Extract, from the records beneath this instruction, each line that contains the word "страхования".

(Collection entries)
== == ==

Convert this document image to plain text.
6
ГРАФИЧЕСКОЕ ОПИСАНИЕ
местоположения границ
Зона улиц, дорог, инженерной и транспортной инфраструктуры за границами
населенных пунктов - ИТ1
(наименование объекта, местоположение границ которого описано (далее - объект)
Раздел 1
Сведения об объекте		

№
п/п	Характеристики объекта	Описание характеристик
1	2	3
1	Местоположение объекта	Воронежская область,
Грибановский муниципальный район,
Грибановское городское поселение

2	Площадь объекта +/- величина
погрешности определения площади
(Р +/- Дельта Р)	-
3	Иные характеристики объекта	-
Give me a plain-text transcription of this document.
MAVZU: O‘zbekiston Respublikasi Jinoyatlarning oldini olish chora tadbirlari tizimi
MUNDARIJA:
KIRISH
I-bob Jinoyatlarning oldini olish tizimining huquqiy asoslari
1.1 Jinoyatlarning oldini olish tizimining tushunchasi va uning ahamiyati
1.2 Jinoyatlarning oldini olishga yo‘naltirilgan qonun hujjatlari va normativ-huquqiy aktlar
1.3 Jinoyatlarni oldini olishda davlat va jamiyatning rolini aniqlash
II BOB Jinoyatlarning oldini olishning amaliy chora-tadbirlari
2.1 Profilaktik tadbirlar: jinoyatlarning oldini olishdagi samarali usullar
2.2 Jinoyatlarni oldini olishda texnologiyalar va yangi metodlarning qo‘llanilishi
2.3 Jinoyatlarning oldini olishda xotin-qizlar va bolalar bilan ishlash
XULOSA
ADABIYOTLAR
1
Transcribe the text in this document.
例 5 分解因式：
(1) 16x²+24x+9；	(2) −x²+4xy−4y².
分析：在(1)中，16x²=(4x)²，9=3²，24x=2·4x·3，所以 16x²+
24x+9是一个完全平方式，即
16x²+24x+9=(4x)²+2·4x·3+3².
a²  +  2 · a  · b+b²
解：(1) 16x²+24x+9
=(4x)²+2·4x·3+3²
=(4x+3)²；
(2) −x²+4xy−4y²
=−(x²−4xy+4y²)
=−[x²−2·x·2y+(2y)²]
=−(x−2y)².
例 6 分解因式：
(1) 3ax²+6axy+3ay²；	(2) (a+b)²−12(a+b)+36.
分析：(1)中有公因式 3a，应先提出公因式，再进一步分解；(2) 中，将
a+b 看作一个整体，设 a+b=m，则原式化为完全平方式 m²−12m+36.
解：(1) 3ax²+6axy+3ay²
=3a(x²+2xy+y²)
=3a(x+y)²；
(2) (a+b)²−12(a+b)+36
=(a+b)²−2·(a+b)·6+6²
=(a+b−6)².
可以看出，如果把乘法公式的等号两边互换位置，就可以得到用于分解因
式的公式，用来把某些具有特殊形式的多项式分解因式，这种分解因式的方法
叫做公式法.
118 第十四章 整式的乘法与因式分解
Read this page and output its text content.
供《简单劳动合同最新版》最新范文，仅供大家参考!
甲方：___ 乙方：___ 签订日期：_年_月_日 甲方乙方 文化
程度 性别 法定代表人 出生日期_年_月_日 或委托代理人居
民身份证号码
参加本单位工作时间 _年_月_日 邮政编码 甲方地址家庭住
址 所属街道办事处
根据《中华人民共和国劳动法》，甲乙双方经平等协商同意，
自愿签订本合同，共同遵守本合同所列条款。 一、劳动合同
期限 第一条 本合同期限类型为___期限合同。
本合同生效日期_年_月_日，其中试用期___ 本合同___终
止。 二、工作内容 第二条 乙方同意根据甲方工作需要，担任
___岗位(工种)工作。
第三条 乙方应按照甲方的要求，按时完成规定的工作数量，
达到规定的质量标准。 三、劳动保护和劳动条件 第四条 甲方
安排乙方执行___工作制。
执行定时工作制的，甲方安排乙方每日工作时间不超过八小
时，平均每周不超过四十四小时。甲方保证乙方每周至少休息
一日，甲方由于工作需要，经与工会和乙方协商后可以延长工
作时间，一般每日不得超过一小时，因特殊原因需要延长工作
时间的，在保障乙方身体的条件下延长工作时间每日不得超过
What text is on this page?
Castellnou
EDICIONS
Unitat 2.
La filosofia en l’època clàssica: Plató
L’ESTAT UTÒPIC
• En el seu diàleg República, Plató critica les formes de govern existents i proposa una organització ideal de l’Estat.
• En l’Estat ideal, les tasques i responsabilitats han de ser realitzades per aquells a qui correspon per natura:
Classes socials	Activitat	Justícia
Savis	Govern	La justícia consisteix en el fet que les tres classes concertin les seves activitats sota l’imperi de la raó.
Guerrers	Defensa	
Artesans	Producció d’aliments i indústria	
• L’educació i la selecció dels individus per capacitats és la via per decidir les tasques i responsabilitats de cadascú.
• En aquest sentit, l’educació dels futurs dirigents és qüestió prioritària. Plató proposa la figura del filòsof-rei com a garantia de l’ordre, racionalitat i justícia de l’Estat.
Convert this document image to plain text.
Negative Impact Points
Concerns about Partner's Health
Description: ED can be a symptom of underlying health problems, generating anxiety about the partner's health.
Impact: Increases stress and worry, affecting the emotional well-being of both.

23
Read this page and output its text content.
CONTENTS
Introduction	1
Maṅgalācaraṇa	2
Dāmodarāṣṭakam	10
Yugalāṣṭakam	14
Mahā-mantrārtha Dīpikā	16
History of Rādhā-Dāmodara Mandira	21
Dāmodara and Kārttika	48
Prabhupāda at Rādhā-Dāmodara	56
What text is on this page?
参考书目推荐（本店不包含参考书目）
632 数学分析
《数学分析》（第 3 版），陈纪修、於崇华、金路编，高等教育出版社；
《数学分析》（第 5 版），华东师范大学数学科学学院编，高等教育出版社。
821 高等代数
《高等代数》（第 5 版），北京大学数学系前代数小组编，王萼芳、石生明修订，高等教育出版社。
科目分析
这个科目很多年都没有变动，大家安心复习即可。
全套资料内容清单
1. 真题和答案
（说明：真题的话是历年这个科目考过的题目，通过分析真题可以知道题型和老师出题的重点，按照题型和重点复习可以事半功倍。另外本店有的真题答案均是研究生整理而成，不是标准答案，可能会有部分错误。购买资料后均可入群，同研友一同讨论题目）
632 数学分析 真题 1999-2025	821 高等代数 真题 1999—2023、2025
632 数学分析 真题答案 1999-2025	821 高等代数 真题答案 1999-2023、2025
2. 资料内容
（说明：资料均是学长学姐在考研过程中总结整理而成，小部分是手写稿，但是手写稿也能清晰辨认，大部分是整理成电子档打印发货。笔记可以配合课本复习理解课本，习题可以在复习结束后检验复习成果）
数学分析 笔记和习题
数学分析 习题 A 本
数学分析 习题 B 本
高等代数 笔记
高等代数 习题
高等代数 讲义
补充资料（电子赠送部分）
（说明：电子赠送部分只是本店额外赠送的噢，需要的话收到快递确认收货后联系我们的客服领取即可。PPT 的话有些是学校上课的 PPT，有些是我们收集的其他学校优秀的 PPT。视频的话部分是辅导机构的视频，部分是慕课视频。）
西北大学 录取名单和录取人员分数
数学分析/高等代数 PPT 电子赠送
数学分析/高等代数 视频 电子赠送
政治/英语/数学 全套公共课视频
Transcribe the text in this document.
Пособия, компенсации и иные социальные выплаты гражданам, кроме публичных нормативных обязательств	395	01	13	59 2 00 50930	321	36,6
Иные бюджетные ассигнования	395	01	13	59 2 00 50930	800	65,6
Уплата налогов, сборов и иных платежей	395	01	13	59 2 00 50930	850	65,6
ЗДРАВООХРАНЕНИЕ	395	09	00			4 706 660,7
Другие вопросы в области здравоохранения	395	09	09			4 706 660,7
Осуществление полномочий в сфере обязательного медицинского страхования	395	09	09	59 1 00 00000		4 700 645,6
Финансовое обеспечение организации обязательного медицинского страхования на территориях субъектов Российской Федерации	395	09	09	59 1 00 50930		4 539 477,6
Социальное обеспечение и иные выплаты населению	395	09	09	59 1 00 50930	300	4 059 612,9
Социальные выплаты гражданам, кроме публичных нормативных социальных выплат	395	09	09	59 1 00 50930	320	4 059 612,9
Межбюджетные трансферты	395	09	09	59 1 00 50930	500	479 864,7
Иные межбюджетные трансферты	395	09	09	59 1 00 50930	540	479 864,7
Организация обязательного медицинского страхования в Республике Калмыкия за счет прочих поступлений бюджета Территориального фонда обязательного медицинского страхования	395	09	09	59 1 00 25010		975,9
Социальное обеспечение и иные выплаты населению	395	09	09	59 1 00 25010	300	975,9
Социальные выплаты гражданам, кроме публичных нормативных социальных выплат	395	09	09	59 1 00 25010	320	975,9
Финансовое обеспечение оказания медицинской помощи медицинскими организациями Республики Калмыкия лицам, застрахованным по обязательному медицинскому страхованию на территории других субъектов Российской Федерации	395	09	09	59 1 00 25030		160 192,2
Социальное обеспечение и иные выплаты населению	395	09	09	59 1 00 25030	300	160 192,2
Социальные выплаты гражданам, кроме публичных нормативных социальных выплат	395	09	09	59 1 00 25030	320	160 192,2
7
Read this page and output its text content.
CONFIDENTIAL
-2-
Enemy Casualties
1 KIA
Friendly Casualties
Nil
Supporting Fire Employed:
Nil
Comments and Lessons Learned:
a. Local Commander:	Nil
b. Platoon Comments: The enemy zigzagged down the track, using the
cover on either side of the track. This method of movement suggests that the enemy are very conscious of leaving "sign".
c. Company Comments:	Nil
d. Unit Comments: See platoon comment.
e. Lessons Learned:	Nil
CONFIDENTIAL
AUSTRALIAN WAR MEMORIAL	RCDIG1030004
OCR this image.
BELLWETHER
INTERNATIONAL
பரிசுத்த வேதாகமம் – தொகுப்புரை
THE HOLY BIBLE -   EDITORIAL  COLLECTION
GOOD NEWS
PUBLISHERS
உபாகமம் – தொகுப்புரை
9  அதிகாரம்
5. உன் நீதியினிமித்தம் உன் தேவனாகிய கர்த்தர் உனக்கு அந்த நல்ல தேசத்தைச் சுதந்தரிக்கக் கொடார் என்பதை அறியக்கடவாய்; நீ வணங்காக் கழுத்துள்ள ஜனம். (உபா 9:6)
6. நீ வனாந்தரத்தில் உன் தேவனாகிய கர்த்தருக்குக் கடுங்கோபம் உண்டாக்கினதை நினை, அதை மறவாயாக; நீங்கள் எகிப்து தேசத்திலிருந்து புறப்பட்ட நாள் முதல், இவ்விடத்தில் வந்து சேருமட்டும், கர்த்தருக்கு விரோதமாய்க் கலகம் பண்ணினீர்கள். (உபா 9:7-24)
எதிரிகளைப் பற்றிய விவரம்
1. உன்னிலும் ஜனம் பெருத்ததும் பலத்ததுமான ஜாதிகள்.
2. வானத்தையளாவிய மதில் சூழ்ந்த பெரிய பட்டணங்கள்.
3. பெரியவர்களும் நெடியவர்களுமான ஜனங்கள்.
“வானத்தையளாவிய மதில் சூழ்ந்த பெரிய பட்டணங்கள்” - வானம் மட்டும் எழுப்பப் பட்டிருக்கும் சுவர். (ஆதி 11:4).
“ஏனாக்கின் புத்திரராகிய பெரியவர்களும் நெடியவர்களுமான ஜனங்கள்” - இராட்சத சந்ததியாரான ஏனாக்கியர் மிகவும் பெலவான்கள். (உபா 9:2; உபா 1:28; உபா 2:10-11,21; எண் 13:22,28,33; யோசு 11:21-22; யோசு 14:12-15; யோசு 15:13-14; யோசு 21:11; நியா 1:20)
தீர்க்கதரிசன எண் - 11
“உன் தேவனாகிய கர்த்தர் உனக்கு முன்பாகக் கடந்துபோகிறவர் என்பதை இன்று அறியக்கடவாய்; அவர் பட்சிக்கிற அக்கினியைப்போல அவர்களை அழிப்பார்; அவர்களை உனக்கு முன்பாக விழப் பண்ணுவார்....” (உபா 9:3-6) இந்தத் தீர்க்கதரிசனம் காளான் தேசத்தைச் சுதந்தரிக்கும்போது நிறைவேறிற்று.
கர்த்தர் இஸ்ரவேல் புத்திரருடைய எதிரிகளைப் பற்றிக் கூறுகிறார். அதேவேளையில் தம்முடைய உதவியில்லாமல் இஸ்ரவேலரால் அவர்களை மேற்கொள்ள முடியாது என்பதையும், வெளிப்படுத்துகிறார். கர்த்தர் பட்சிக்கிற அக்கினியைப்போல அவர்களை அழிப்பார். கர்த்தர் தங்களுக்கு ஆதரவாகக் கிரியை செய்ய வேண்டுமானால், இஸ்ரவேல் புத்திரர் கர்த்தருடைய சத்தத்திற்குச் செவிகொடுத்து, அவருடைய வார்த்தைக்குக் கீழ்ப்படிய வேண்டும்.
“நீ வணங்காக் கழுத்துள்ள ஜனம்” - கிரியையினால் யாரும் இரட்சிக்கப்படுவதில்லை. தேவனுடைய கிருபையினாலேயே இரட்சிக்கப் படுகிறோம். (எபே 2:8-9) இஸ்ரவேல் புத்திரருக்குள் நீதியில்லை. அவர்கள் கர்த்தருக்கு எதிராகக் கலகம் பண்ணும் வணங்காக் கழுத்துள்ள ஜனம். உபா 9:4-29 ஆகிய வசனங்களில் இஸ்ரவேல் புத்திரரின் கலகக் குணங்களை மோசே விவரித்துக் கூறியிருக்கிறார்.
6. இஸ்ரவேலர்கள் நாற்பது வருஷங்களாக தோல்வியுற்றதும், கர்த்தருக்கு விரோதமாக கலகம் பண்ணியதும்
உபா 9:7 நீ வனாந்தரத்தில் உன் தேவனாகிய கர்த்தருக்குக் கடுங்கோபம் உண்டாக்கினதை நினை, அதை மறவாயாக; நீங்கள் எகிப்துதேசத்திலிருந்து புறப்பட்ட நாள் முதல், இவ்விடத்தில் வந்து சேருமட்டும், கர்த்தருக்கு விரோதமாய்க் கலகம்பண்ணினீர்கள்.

== == ==

**Task solution:**
Осуществление полномочий в сфере обязательного медицинского страхования	395	09	09	59 1 00 00000		4 700 645,6
Финансовое обеспечение организации обязательного медицинского страхования на территориях субъектов Российской Федерации	395	09	09	59 1 00 50930		4 539 477,6
Организация обязательного медицинского страхования в Республике Калмыкия за счет прочих поступлений бюджета Территориального фонда обязательного медицинского страхования	395	09	09	59 1 00 25010		975,9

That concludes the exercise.